YOUR INSTRUCTIONS: Quote, without change, all of the lines that follow.

DATA FOR PROCESSING:
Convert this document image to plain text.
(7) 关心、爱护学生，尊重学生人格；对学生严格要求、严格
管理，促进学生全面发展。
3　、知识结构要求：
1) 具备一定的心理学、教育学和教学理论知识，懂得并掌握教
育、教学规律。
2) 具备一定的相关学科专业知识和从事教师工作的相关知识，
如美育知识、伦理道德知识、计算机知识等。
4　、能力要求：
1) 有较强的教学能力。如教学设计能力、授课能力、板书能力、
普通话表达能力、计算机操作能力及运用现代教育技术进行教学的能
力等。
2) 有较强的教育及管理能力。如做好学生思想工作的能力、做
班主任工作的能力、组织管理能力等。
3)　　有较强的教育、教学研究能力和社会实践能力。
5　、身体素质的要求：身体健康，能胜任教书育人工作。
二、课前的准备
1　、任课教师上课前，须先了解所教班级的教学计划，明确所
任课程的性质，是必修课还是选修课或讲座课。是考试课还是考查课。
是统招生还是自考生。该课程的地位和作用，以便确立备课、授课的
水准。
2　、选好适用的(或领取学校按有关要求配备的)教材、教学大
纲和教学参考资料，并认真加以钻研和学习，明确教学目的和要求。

FULL SOLUTION:
Convert this document image to plain text.
(7) 关心、爱护学生，尊重学生人格；对学生严格要求、严格
管理，促进学生全面发展。
3　、知识结构要求：
1) 具备一定的心理学、教育学和教学理论知识，懂得并掌握教
育、教学规律。
2) 具备一定的相关学科专业知识和从事教师工作的相关知识，
如美育知识、伦理道德知识、计算机知识等。
4　、能力要求：
1) 有较强的教学能力。如教学设计能力、授课能力、板书能力、
普通话表达能力、计算机操作能力及运用现代教育技术进行教学的能
力等。
2) 有较强的教育及管理能力。如做好学生思想工作的能力、做
班主任工作的能力、组织管理能力等。
3)　　有较强的教育、教学研究能力和社会实践能力。
5　、身体素质的要求：身体健康，能胜任教书育人工作。
二、课前的准备
1　、任课教师上课前，须先了解所教班级的教学计划，明确所
任课程的性质，是必修课还是选修课或讲座课。是考试课还是考查课。
是统招生还是自考生。该课程的地位和作用，以便确立备课、授课的
水准。
2　、选好适用的(或领取学校按有关要求配备的)教材、教学大
纲和教学参考资料，并认真加以钻研和学习，明确教学目的和要求。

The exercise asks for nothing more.